ENTRIES start

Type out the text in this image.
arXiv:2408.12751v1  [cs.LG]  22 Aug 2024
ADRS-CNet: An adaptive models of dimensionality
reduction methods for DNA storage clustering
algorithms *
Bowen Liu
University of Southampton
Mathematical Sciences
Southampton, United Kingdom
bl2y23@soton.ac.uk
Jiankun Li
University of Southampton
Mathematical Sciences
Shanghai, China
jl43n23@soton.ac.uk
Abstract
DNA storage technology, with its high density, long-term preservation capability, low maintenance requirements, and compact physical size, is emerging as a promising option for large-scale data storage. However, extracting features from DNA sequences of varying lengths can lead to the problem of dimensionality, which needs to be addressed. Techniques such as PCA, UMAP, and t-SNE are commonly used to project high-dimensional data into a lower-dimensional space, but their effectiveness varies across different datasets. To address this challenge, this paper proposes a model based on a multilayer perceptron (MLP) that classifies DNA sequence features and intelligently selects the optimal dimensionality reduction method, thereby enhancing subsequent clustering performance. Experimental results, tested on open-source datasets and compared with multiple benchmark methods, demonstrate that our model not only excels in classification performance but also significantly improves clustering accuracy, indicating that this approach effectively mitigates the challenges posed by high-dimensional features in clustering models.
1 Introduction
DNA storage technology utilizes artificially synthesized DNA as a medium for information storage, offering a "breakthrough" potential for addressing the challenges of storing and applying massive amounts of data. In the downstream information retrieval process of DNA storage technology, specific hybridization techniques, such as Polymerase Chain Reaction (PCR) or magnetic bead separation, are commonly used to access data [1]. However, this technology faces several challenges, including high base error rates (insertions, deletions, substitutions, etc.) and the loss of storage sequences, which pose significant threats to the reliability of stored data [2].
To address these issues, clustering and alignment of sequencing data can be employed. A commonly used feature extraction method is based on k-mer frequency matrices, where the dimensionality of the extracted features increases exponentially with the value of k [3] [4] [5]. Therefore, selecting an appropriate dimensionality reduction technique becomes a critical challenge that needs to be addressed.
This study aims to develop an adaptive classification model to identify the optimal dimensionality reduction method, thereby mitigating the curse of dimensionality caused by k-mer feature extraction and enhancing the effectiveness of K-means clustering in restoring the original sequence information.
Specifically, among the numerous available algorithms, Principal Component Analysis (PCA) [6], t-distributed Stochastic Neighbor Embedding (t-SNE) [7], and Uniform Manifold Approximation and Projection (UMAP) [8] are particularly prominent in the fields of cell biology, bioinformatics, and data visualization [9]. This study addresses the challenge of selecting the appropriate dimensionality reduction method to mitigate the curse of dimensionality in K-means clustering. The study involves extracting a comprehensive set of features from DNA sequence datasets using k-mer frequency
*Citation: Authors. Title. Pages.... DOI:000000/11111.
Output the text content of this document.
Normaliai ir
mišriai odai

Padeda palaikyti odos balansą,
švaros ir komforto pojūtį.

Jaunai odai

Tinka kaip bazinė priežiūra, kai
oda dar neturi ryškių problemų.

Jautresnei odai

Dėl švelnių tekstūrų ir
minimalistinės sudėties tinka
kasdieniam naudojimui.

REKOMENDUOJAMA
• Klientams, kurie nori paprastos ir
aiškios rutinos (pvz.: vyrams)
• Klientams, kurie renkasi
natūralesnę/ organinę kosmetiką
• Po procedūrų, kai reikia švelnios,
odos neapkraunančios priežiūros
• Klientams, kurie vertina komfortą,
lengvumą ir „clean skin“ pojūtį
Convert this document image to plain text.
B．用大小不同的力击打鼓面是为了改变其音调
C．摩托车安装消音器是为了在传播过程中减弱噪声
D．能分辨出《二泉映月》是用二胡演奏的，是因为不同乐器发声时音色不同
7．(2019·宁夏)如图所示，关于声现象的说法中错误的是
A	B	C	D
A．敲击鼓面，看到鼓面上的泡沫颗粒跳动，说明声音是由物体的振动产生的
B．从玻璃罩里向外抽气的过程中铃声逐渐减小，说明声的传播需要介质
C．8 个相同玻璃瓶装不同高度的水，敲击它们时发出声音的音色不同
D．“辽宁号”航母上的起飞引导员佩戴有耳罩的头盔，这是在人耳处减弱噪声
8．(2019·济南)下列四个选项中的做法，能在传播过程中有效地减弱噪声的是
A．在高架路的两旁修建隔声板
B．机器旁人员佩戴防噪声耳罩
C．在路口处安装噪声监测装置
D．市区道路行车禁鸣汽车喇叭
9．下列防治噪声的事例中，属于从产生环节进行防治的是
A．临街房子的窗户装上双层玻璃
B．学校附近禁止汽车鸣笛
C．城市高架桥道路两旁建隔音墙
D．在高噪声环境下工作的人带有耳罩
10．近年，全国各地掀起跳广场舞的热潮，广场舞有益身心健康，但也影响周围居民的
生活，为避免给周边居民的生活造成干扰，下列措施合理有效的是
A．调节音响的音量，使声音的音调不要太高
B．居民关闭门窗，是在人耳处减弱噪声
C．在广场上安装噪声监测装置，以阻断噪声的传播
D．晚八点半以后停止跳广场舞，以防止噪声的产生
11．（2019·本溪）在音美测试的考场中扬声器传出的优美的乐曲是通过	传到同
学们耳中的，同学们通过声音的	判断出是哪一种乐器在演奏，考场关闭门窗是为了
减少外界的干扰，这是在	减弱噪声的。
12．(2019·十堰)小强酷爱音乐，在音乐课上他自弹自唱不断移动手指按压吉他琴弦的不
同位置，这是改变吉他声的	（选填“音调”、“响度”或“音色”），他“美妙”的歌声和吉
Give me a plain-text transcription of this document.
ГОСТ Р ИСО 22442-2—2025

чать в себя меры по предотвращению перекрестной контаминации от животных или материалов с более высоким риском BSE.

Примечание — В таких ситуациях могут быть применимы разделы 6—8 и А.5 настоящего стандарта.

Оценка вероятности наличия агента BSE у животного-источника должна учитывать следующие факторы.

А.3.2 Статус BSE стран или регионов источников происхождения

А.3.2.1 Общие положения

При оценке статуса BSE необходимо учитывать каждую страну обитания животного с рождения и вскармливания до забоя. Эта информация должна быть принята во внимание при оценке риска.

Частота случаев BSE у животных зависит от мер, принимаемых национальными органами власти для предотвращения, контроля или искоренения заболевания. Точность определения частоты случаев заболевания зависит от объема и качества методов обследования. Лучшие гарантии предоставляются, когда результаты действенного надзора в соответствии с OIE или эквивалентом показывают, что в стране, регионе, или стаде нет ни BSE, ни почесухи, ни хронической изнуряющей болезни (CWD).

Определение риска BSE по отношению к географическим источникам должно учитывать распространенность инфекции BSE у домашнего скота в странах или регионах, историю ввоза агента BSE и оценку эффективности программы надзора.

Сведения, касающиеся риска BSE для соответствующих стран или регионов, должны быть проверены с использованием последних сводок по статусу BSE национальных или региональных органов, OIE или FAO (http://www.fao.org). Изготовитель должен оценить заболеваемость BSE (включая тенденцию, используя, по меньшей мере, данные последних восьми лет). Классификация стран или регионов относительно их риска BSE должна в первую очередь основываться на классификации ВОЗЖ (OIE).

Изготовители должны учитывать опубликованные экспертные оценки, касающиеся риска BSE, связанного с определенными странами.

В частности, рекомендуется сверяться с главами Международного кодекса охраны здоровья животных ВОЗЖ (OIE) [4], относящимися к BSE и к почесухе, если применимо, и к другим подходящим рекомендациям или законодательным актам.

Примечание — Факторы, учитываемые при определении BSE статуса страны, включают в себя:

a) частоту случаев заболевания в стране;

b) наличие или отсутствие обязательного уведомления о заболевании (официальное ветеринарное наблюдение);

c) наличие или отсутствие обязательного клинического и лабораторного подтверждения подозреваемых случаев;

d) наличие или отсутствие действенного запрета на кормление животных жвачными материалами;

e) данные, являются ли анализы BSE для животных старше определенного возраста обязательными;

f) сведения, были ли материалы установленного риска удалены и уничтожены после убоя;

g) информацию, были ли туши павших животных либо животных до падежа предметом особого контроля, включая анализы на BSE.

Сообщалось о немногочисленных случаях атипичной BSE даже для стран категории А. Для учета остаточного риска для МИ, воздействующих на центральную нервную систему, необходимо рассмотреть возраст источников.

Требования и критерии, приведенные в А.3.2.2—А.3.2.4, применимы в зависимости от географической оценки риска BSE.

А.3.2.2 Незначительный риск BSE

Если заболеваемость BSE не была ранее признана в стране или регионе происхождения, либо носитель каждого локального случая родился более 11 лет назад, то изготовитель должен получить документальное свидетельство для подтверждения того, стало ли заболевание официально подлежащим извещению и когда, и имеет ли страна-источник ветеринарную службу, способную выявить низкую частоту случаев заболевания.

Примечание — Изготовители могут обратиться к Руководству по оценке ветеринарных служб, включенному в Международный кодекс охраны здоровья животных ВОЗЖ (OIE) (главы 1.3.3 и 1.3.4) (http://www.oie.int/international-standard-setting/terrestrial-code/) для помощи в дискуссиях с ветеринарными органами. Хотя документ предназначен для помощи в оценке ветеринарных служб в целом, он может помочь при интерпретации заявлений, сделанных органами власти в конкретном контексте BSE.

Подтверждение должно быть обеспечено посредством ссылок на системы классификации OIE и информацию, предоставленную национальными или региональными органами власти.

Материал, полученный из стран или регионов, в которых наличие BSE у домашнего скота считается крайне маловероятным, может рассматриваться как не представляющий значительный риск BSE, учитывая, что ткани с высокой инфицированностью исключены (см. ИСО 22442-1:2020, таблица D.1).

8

ENTRIES end

▶ [WHAT YOU SHOULD DO] Filter lines by "надзора" and return each hit.

▶ [SOLUTION]
Частота случаев BSE у животных зависит от мер, принимаемых национальными органами власти для предотвращения, контроля или искоренения заболевания. Точность определения частоты случаев заболевания зависит от объема и качества методов обследования. Лучшие гарантии предоставляются, когда результаты действенного надзора в соответствии с OIE или эквивалентом показывают, что в стране, регионе, или стаде нет ни BSE, ни почесухи, ни хронической изнуряющей болезни (CWD).
Определение риска BSE по отношению к географическим источникам должно учитывать распространенность инфекции BSE у домашнего скота в странах или регионах, историю ввоза агента BSE и оценку эффективности программы надзора.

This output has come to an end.